TASK INSTRUCTIONS: Lay out the lines below as a JSON list of strings, one string per line and blank lines left out, starting at the first line and ending at the line that contains "article-paragraph: Wielkich ewenementów", both included.

DATA ENTRIES:
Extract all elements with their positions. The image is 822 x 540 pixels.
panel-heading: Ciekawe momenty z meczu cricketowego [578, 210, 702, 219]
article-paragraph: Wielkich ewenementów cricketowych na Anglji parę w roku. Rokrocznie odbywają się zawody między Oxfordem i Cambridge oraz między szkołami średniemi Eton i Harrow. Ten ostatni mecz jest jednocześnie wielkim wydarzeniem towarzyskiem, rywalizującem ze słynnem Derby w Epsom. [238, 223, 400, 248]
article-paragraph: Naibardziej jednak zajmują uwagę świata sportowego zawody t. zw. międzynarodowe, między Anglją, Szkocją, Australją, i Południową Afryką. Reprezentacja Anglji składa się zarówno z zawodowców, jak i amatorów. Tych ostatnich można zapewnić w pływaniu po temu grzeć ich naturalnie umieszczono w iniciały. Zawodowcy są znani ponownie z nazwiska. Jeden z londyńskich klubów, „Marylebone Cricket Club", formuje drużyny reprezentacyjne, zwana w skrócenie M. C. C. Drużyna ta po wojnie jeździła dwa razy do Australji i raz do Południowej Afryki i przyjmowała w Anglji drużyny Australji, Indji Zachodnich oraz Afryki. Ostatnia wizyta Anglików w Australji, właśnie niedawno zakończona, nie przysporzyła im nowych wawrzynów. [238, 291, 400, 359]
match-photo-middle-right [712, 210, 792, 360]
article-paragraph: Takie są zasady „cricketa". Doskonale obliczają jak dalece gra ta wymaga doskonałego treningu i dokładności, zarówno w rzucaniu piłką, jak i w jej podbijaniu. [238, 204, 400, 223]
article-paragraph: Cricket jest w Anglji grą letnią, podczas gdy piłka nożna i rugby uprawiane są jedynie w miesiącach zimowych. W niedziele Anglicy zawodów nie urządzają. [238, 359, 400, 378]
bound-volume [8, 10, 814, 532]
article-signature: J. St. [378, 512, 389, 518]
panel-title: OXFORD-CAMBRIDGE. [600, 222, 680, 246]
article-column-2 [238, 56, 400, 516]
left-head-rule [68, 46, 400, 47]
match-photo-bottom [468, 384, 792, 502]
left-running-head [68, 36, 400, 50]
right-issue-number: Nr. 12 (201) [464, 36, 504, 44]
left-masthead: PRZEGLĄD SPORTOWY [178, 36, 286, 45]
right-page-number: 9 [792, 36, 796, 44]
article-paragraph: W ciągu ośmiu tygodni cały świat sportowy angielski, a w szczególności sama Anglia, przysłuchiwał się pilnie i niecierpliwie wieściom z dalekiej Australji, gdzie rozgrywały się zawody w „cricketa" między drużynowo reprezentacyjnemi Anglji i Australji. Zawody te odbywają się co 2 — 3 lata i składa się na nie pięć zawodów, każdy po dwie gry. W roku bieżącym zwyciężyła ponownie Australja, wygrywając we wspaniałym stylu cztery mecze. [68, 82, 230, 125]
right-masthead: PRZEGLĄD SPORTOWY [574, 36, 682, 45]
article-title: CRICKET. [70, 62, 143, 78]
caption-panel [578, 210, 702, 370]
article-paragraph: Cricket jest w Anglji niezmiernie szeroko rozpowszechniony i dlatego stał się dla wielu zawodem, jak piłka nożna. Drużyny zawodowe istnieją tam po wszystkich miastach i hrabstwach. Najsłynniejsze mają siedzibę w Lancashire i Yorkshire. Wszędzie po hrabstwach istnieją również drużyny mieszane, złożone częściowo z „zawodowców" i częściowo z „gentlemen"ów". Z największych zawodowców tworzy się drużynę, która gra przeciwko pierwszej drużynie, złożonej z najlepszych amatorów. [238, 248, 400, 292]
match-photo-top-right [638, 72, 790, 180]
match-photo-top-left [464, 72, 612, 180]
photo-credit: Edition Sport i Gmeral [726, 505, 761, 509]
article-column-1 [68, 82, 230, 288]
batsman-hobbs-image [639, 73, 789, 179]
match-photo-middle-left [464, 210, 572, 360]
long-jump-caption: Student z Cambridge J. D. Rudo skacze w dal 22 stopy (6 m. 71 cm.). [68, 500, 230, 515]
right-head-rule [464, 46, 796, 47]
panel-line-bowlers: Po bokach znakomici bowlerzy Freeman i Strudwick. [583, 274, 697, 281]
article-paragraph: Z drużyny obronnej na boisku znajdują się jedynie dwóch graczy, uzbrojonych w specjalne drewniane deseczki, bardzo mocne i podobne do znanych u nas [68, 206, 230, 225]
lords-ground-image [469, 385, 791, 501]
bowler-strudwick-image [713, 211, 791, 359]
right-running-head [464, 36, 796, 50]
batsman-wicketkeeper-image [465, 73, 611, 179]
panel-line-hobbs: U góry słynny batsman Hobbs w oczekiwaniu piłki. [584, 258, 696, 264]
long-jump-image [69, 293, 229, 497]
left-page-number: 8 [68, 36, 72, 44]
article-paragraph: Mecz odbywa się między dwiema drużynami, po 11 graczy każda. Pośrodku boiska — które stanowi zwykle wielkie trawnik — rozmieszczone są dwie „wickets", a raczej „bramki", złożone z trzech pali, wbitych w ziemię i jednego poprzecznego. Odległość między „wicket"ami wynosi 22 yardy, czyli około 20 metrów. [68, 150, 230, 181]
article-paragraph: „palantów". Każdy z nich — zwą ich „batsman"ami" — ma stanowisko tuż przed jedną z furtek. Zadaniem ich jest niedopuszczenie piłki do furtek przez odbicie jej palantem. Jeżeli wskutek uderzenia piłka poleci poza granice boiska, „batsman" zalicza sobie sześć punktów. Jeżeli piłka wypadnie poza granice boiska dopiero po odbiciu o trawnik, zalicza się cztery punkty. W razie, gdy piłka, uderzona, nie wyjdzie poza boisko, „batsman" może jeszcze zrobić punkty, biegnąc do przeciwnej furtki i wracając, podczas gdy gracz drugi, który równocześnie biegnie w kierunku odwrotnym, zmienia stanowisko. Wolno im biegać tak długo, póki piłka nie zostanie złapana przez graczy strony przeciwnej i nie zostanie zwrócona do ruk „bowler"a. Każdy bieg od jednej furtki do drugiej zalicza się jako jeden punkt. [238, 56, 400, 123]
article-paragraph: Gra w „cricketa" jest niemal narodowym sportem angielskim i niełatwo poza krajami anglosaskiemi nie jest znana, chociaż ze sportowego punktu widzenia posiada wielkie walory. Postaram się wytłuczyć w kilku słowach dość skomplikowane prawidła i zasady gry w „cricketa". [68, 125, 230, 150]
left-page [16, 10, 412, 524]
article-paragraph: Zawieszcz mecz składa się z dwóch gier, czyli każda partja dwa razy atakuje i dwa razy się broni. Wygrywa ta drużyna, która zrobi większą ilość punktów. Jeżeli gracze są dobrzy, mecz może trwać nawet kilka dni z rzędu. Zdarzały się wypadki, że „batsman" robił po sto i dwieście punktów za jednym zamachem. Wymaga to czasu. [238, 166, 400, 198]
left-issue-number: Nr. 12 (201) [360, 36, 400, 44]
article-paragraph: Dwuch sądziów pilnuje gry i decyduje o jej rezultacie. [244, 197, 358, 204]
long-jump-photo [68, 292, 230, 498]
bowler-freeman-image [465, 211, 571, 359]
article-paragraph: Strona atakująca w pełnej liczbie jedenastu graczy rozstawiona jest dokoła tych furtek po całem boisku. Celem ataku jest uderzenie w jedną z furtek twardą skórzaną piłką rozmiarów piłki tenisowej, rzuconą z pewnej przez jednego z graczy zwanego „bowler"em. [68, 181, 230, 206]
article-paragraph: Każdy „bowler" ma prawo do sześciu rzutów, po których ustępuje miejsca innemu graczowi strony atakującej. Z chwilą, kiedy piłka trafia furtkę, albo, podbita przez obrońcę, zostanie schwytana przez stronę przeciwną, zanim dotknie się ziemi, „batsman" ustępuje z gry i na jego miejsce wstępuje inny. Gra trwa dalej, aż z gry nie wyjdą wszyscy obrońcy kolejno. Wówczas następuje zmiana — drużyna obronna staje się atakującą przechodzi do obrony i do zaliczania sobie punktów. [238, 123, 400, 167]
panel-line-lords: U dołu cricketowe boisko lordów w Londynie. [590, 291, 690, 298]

PROBLEM SOLUTION:
[
  "Extract all elements with their positions. The image is 822 x 540 pixels.",
  "panel-heading: Ciekawe momenty z meczu cricketowego [578, 210, 702, 219]",
  "article-paragraph: Wielkich ewenementów cricketowych na Anglji parę w roku. Rokrocznie odbywają się zawody między Oxfordem i Cambridge oraz między szkołami średniemi Eton i Harrow. Ten ostatni mecz jest jednocześnie wielkim wydarzeniem towarzyskiem, rywalizującem ze słynnem Derby w Epsom. [238, 223, 400, 248]"
]